[start RECORDS FOR THIS EXERCISE]

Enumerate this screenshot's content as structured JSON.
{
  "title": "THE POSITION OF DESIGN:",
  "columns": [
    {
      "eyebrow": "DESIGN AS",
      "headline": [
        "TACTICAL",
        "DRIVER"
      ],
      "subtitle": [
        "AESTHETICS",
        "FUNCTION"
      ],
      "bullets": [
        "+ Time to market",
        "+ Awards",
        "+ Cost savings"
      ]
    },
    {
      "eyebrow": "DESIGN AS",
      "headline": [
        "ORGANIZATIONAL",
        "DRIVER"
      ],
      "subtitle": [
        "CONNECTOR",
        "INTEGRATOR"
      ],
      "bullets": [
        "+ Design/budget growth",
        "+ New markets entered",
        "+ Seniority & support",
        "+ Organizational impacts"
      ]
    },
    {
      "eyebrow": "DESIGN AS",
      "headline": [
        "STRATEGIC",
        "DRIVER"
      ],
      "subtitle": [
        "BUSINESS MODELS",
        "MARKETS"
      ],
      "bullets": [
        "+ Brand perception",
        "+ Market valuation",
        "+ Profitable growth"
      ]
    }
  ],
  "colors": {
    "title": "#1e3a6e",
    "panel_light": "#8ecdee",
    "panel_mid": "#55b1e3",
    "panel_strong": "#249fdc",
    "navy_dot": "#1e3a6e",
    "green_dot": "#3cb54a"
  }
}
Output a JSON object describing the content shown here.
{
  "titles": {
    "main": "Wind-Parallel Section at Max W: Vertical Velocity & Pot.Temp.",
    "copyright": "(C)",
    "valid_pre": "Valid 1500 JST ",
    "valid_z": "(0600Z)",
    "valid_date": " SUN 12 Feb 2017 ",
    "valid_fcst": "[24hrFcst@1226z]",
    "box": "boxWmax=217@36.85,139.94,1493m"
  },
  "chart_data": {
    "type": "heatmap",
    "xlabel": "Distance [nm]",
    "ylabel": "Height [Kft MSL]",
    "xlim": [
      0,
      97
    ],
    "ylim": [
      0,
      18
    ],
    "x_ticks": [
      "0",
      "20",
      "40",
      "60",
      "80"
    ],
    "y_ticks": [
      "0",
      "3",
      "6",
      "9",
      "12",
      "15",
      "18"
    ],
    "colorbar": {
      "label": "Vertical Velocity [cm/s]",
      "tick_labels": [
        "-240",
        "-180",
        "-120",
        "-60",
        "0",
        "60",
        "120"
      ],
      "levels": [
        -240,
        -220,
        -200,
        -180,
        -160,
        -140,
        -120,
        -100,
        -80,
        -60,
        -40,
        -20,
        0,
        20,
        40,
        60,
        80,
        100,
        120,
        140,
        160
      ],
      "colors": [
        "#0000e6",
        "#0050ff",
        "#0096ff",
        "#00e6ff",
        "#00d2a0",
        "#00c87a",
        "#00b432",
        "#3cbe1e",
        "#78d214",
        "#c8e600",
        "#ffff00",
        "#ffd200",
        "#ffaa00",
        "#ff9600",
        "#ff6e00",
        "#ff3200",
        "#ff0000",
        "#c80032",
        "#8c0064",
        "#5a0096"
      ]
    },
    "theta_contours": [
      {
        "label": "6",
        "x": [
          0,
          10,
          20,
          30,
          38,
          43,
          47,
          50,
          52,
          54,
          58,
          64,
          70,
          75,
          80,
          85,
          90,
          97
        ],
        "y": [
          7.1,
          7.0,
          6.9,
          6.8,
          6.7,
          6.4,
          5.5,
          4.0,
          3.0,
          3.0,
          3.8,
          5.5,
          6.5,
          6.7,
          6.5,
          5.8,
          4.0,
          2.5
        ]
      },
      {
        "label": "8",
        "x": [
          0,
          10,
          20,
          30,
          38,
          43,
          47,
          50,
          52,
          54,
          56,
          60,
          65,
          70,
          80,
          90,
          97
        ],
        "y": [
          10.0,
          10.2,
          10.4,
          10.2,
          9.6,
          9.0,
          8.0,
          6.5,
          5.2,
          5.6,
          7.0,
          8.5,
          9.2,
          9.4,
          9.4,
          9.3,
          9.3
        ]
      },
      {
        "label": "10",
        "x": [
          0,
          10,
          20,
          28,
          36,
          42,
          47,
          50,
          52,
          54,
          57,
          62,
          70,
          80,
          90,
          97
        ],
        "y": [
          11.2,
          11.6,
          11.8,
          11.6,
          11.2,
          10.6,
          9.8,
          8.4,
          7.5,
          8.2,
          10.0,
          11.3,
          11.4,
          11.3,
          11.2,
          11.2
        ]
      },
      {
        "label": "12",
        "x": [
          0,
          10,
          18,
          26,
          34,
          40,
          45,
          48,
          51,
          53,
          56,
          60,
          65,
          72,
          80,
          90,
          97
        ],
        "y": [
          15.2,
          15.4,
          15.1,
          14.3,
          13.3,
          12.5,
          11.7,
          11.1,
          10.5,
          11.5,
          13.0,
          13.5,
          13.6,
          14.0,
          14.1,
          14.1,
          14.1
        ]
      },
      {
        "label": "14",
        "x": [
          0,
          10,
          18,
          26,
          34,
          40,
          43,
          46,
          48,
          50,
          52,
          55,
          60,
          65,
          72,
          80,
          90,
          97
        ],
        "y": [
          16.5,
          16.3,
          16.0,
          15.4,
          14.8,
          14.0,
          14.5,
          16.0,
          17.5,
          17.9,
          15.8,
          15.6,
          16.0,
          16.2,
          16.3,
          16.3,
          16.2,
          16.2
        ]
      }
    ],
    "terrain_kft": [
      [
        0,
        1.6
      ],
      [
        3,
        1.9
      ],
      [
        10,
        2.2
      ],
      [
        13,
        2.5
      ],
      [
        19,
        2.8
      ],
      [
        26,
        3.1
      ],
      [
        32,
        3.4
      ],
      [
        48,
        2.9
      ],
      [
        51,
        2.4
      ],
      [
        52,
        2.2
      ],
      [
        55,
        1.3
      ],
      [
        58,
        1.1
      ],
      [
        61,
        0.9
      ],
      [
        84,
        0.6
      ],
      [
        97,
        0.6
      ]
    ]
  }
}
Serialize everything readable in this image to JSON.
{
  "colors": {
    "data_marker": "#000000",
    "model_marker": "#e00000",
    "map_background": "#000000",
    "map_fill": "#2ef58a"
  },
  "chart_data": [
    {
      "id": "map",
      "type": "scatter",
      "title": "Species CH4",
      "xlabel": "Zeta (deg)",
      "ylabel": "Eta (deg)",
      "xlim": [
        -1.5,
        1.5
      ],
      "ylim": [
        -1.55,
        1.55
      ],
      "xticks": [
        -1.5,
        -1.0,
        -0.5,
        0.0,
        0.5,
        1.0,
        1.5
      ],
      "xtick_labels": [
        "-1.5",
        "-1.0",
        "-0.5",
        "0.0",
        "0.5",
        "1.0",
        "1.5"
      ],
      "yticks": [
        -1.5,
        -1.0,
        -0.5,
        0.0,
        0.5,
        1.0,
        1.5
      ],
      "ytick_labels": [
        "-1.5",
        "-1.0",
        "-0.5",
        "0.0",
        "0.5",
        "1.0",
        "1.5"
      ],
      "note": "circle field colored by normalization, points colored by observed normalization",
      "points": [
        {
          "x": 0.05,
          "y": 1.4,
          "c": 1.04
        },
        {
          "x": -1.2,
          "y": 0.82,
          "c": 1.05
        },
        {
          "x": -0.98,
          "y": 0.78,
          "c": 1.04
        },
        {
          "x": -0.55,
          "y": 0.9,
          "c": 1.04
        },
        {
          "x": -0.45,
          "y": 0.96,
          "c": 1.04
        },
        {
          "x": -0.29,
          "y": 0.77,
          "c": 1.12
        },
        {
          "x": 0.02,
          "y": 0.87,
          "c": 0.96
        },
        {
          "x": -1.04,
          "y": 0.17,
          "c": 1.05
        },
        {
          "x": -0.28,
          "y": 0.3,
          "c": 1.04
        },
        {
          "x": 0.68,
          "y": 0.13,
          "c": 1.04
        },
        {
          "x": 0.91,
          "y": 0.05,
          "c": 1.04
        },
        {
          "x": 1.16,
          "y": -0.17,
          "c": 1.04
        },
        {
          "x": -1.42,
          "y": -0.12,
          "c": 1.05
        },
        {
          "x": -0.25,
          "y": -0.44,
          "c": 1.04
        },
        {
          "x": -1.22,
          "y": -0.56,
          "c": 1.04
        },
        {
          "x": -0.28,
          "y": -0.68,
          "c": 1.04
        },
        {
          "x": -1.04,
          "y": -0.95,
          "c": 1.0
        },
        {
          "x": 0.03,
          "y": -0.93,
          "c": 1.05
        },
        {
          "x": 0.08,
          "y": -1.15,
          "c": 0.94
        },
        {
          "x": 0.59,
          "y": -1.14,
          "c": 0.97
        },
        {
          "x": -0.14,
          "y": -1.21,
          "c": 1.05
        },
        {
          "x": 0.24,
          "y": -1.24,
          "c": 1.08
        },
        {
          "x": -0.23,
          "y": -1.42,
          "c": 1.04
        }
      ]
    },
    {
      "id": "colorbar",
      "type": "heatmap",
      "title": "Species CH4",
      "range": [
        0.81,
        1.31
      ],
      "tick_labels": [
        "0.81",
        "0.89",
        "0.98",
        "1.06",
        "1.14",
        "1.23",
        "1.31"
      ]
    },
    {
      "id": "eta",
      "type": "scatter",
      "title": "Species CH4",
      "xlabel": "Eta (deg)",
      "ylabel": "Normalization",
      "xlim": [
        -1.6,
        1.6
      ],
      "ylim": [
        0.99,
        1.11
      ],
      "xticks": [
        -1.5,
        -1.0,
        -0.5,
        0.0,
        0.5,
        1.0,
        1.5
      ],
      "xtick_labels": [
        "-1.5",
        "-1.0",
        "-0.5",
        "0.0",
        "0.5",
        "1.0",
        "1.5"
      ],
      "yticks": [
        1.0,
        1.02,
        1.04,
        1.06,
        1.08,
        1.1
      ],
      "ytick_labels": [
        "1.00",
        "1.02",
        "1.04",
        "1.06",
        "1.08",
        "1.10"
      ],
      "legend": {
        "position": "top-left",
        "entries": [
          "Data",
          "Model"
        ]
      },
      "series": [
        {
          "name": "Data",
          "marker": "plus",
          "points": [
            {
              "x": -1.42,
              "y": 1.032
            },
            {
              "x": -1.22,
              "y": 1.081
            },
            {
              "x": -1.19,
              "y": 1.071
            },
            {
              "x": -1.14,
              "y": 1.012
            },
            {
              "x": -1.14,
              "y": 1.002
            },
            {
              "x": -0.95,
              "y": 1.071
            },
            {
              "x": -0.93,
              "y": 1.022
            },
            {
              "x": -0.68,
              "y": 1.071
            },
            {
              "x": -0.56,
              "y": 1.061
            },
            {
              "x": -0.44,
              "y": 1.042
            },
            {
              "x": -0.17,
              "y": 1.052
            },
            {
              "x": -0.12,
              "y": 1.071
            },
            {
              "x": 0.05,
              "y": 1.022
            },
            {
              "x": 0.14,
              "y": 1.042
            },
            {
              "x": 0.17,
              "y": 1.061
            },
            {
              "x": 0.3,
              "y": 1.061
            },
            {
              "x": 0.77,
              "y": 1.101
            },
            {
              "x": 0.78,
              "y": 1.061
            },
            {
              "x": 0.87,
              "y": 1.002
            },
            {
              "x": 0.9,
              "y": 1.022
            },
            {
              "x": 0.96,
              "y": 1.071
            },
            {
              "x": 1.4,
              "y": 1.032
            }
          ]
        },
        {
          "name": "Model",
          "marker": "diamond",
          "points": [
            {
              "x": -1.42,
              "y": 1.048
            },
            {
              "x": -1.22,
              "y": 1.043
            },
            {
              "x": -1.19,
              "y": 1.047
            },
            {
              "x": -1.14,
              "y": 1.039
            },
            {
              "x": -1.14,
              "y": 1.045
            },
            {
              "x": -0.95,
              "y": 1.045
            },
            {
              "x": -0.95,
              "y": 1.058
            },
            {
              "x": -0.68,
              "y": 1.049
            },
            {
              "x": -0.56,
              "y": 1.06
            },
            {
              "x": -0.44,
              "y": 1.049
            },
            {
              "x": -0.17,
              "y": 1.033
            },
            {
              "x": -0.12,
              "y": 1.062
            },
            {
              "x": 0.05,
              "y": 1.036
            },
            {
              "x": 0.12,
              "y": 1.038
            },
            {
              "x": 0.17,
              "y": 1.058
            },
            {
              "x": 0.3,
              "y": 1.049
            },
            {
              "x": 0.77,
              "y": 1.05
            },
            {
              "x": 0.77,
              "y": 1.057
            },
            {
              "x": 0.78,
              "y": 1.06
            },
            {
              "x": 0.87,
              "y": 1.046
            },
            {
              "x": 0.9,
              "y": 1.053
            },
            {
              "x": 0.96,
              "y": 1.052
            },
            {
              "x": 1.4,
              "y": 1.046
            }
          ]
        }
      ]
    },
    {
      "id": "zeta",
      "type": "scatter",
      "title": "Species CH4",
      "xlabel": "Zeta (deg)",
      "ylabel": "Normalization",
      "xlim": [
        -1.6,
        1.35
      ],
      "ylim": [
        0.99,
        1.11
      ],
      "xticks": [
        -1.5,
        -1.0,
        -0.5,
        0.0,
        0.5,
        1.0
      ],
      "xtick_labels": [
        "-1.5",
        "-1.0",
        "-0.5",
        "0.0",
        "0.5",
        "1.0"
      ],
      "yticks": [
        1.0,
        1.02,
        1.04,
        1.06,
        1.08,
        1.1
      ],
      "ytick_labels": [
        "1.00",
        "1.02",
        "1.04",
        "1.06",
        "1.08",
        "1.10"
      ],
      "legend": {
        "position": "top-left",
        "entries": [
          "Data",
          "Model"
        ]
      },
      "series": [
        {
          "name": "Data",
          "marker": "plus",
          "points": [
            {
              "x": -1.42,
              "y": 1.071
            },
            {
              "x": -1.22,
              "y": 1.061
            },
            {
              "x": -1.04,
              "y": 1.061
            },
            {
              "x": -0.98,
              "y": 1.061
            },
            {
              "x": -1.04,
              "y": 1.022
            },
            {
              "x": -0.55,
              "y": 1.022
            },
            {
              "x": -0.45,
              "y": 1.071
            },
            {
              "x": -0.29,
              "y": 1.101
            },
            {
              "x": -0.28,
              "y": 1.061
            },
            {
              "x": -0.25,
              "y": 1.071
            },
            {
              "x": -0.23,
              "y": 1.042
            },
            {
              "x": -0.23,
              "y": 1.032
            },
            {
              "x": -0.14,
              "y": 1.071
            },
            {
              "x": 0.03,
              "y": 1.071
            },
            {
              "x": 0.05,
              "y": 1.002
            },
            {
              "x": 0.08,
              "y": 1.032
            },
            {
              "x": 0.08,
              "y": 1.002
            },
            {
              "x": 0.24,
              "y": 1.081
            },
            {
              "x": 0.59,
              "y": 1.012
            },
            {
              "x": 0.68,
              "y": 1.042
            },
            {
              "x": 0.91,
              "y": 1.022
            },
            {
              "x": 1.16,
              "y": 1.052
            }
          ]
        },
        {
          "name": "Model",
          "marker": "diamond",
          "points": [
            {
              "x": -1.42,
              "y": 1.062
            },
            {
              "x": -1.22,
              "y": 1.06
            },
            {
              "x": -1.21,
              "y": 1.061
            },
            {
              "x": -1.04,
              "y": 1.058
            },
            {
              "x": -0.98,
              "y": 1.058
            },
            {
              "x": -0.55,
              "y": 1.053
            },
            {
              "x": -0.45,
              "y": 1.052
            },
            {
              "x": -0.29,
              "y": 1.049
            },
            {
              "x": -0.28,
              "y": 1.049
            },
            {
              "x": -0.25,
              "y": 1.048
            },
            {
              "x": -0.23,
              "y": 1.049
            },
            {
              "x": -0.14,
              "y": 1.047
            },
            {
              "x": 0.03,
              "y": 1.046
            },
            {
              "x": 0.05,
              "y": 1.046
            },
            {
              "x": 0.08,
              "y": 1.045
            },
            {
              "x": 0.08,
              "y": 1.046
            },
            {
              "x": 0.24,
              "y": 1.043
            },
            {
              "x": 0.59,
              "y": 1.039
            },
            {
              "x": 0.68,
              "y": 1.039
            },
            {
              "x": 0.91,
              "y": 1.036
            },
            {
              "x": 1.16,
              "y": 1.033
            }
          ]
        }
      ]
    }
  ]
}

[end RECORDS FOR THIS EXERCISE]

**EXERCISE BRIEF**
Return each line of the data that contains the string "ylabel".

**WRITTEN RESPONSE**
    "ylabel": "Height [Kft MSL]",
      "ylabel": "Eta (deg)",
      "ylabel": "Normalization",
      "ylabel": "Normalization",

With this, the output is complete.